Driving a car is one such activity. Although women have never been officially barred from earning a driver’s license in America, the early days of automobile industry rarely saw women in the driver’s seat (Veevers 1982: 172). Perhaps one of the reasons behind ladies’ decision to let their husbands be at the wheel is the fact that women have always been labelled as bad drivers. They are considered less capable and unable to maintain control. This sentiment about female drivers is still ubiquitous, regardless of the fact that studies have shown that “women have lower rates of involvement in both traffic accidents in general, and in those traffic accidents which lead to fatalities” (Veevers 1982: 174). How was, then, the stereotype of women as bad drivers created? And why?

The appearance of cars provided women with an opportunity to break the bonds tying them to the domestic sphere. Clarke notes that “[c]ars offer convenience, comfort, and, above all, power” (2007: 1), but that these are chiefly offered to men. As mentioned before, women have never been legally prevented from driving, but their skills have always been deemed inferior to men’s. Women drivers were, especially in the 20th century, predominantly considered inexperienced, as driving was an activity which required a fair amount of control and stability on the agent’s part, qualities which were rarely attributed to women. Unlike men, they were new to such kind of responsibility, as they had been denied opportunities to exercise any type of power in the past.

§ Rows:

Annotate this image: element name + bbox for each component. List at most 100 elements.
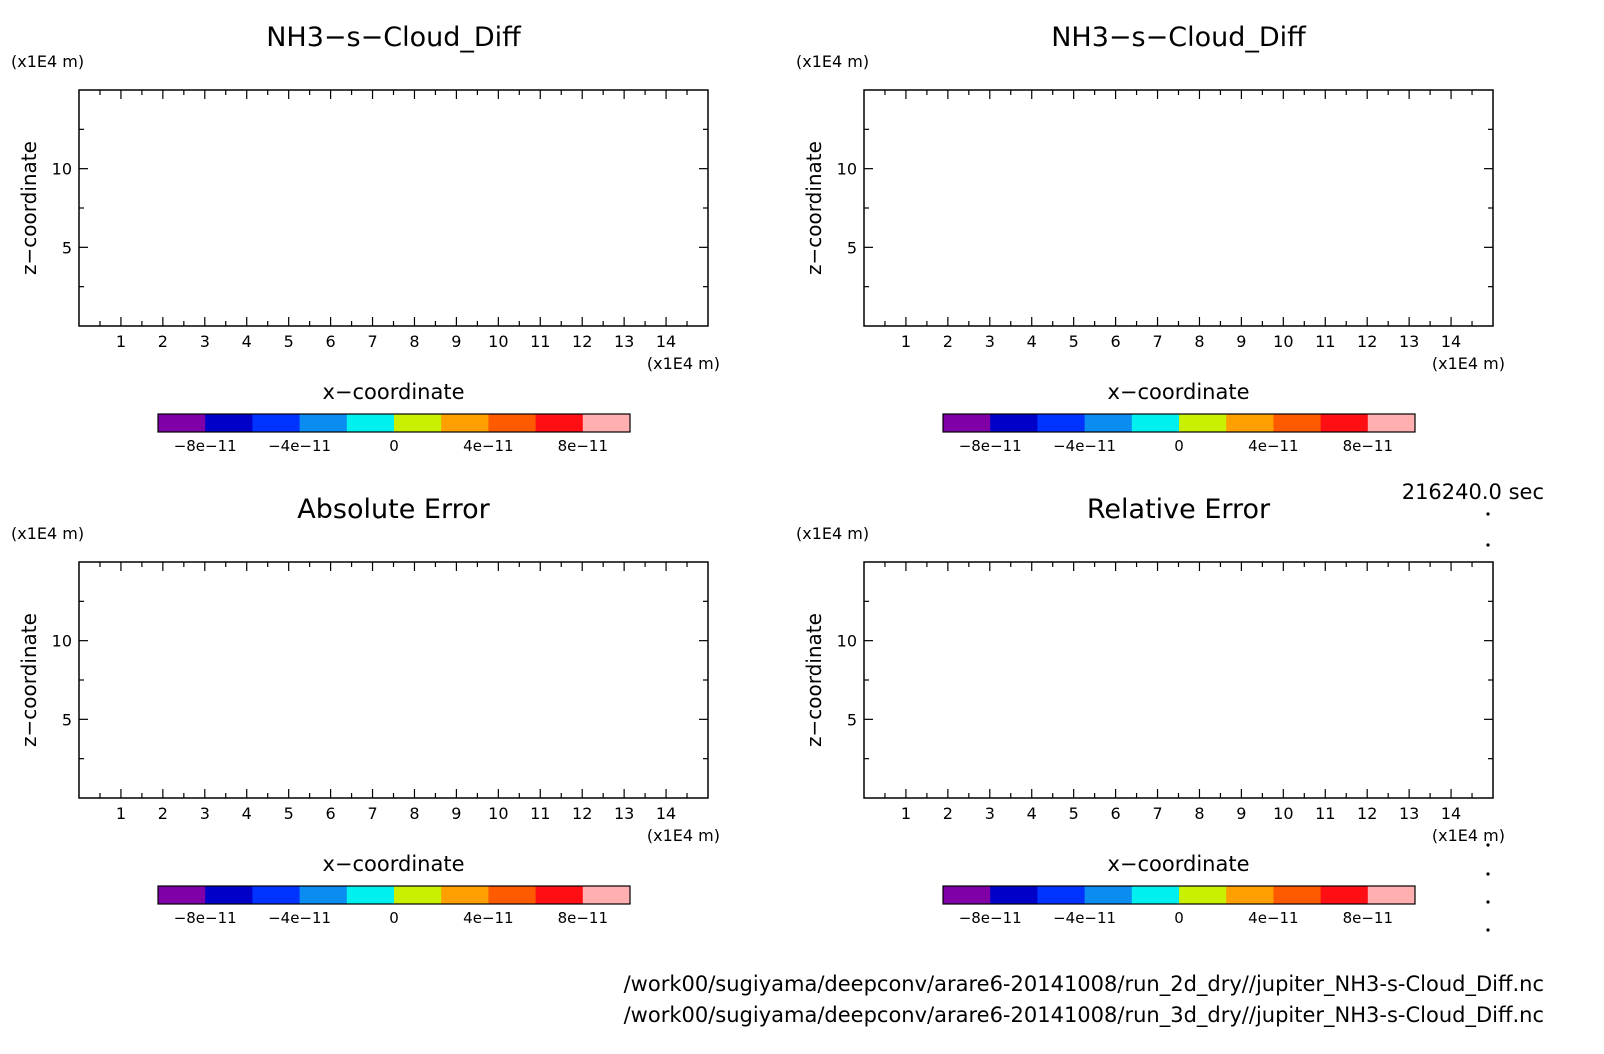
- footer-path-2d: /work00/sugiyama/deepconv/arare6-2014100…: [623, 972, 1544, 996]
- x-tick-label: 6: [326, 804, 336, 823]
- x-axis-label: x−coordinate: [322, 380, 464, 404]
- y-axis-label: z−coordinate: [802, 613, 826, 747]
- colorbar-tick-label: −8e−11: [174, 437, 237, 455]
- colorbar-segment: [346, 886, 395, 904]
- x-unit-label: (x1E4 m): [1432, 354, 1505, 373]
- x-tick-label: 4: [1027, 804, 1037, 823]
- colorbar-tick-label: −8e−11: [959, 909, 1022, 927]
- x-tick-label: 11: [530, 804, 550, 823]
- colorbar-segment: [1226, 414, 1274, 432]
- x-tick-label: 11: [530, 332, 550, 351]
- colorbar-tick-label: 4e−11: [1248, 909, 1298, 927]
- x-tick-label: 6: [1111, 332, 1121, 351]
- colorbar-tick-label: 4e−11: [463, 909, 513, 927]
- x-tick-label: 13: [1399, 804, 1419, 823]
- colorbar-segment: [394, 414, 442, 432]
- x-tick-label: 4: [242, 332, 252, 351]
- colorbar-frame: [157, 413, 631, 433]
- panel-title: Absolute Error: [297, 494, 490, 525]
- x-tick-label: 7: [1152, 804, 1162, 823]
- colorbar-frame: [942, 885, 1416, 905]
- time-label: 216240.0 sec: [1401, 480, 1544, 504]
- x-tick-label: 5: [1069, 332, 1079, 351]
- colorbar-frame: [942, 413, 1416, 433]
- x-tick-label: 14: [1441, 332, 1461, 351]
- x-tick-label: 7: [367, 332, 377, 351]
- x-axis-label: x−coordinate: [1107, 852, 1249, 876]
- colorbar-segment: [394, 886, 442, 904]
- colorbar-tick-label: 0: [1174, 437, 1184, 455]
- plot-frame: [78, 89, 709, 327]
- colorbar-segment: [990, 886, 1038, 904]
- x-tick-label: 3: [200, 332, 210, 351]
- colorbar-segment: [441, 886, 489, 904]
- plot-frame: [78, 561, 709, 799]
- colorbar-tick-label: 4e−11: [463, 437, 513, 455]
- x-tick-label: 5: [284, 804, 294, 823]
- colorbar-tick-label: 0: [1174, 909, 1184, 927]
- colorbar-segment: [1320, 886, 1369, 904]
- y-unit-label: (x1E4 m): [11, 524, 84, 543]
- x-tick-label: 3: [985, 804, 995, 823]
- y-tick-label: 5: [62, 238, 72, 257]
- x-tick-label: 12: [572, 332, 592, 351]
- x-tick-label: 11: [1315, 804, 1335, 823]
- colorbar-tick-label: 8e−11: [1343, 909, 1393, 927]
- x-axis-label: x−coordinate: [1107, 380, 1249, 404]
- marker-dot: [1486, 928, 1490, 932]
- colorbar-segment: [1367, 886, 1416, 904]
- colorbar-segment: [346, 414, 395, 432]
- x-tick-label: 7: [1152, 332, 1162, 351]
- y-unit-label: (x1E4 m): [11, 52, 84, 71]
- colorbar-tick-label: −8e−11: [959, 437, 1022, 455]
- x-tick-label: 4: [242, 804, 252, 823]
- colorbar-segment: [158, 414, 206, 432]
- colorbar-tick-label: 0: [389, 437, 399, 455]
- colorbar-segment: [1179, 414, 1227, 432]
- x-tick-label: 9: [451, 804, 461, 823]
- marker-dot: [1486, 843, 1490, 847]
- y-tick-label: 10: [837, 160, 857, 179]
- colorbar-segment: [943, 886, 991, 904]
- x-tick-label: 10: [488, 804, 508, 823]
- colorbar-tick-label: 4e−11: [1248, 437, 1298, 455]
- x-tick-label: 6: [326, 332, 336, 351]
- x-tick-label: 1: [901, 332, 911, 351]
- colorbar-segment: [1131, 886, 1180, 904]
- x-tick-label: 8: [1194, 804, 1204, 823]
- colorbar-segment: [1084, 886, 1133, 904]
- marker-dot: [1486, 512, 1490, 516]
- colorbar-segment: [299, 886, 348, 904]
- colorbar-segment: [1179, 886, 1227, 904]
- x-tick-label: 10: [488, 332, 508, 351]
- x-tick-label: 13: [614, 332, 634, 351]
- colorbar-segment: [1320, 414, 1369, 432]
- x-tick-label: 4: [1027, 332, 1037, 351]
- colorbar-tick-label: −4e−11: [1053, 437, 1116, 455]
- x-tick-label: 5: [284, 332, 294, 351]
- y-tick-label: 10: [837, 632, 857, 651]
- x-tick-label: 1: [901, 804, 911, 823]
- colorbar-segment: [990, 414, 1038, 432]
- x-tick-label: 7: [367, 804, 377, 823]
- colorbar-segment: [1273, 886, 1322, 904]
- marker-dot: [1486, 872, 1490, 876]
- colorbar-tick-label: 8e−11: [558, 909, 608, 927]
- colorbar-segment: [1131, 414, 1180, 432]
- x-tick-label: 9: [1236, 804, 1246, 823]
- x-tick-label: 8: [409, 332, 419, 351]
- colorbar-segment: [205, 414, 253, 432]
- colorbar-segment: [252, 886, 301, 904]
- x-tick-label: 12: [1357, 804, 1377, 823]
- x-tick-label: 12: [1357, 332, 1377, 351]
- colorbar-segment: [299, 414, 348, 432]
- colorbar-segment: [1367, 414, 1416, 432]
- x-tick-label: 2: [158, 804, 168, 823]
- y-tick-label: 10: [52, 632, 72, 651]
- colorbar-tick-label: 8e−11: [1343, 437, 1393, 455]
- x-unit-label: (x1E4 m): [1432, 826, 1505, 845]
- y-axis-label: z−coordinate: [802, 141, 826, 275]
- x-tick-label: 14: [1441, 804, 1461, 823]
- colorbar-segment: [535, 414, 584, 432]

§ Required task:
In the passage on women drivers, what does Clarke say cars offer?

§ Full output:
Convenience, comfort, and, above all, power.